> _EXERCISE INSTRUCTIONS_:
Gather, from the listing beneath this task, every line holding the string "Unix".

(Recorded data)
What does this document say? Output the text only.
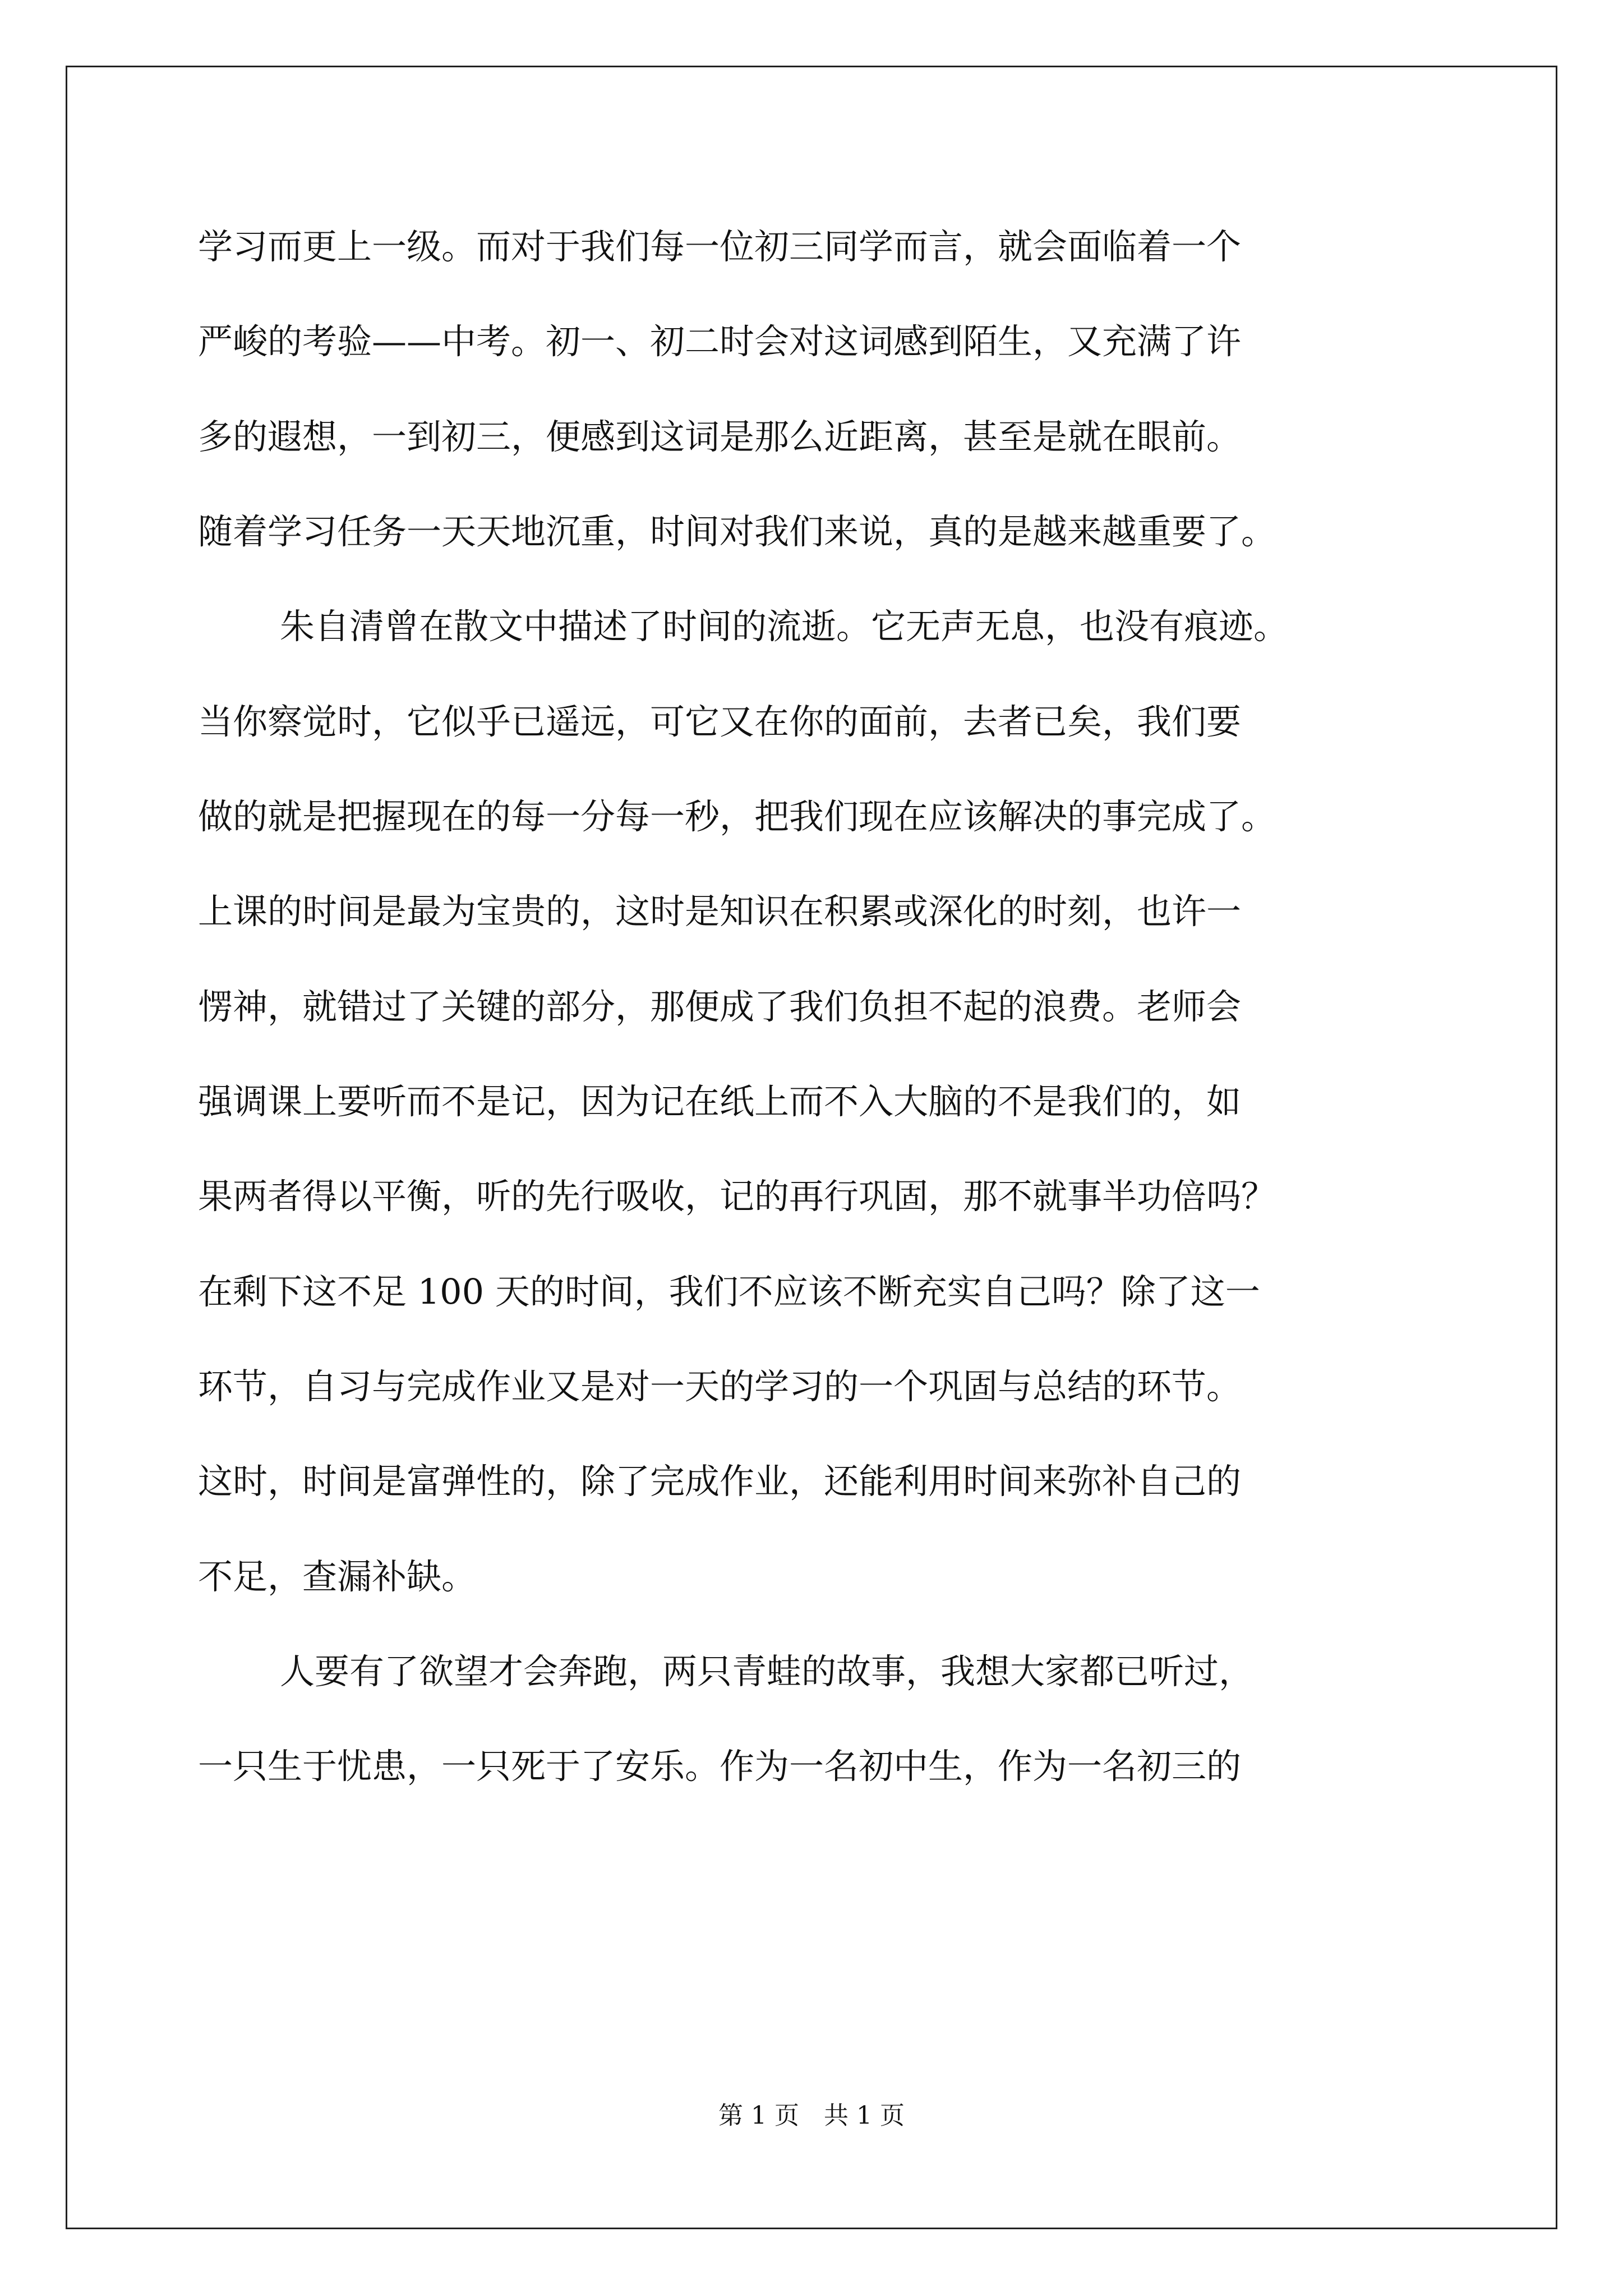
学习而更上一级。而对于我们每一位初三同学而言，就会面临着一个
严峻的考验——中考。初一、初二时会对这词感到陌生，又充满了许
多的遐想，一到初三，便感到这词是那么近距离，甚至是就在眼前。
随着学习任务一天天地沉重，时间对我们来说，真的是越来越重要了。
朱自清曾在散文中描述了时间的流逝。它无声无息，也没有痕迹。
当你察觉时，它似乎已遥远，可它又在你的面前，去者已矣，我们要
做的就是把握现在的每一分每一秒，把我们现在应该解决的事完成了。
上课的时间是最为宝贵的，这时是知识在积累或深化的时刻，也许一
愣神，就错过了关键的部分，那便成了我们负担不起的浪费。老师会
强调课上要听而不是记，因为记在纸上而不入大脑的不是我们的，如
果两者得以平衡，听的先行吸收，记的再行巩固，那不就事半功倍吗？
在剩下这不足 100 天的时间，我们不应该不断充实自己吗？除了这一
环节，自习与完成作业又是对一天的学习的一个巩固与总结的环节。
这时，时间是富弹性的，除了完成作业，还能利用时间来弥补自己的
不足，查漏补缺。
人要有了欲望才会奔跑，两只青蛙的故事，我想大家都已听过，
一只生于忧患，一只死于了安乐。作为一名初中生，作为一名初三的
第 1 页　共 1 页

==

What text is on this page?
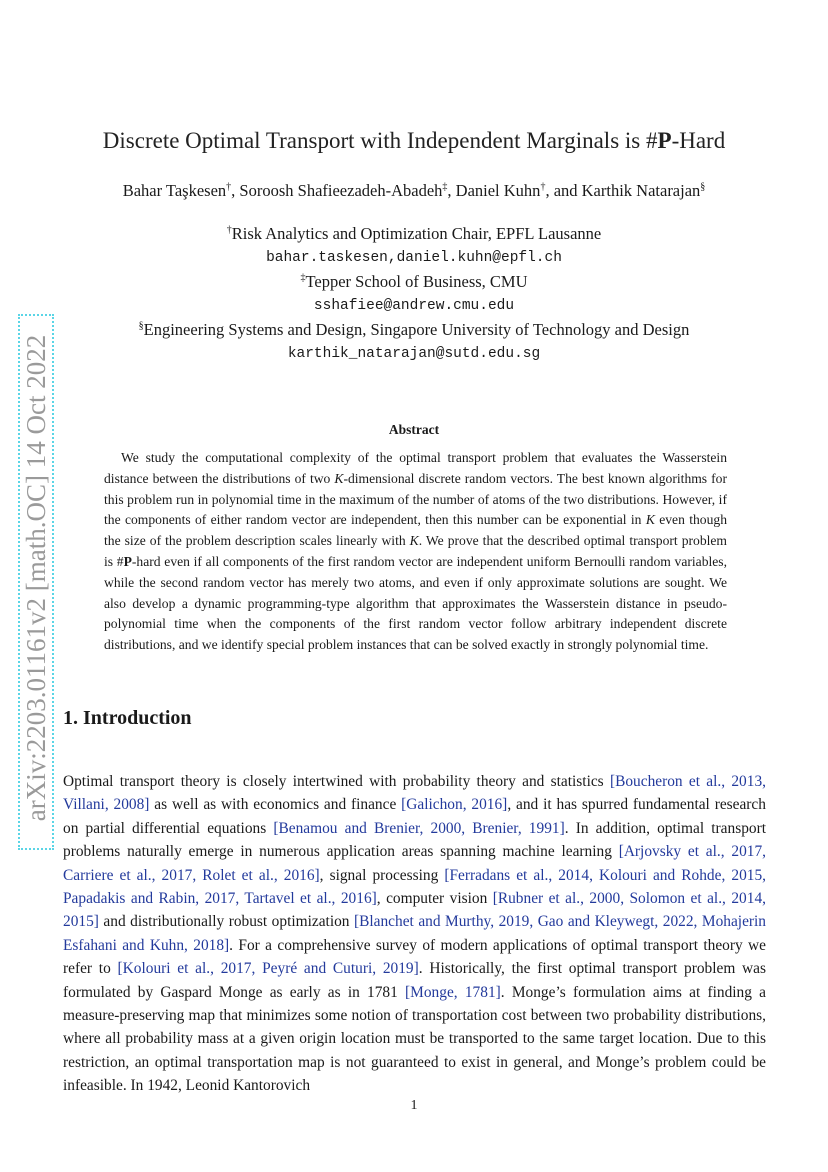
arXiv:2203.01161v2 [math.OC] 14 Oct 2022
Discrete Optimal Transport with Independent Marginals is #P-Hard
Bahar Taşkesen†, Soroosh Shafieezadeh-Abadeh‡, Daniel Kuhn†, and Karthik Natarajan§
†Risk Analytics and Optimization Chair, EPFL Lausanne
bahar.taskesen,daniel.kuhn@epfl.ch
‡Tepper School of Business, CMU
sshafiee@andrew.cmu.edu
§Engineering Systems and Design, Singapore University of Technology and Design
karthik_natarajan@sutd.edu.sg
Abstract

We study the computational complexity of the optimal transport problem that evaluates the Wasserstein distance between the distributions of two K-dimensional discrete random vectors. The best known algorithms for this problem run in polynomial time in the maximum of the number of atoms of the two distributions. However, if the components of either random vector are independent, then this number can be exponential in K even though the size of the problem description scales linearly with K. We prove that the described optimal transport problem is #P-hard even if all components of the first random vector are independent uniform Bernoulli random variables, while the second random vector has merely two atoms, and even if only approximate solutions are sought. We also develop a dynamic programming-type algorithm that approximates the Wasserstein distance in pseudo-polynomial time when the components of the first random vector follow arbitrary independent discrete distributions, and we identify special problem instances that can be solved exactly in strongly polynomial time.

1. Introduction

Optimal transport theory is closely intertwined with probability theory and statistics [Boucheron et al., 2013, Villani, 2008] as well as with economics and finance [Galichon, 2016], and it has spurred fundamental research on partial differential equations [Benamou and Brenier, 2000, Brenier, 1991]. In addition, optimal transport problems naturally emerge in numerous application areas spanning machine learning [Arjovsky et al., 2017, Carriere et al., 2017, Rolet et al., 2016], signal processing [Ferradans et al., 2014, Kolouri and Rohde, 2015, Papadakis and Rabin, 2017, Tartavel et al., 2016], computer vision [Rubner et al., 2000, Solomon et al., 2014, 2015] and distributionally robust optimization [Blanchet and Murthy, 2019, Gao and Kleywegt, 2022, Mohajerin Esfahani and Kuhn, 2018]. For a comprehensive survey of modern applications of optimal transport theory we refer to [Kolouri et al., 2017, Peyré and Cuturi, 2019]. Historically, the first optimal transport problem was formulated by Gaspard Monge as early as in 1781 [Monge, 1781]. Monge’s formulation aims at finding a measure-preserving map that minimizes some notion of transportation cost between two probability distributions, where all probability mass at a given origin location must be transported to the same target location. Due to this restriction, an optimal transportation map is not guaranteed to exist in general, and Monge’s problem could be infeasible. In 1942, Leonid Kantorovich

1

* * *

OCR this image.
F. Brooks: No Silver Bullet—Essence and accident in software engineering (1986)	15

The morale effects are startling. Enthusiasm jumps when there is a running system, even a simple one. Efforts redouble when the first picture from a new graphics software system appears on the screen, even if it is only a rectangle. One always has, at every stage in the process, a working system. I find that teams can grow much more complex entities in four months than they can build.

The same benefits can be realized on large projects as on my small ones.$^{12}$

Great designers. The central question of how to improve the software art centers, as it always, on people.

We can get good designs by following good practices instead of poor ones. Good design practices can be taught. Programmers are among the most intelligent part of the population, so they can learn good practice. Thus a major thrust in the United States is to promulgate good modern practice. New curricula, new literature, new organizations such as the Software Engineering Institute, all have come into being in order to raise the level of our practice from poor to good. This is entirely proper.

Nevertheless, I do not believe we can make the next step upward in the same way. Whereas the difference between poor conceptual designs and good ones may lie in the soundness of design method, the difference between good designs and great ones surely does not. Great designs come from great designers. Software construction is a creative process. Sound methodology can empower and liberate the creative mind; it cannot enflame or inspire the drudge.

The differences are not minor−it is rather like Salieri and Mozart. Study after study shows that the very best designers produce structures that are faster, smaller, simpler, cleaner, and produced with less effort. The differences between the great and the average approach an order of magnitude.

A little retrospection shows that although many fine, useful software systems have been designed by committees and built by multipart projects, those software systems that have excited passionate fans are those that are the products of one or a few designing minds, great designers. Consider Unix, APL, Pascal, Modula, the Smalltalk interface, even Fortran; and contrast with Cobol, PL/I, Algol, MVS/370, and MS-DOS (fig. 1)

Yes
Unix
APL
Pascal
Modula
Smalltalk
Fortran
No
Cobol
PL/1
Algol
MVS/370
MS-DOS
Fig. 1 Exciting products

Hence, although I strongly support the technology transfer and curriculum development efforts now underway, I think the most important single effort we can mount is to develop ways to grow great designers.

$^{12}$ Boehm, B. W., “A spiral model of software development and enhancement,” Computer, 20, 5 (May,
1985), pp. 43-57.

> _OUTPUT FOR THIS TASK_:
A little retrospection shows that although many fine, useful software systems have been designed by committees and built by multipart projects, those software systems that have excited passionate fans are those that are the products of one or a few designing minds, great designers. Consider Unix, APL, Pascal, Modula, the Smalltalk interface, even Fortran; and contrast with Cobol, PL/I, Algol, MVS/370, and MS-DOS (fig. 1)
Unix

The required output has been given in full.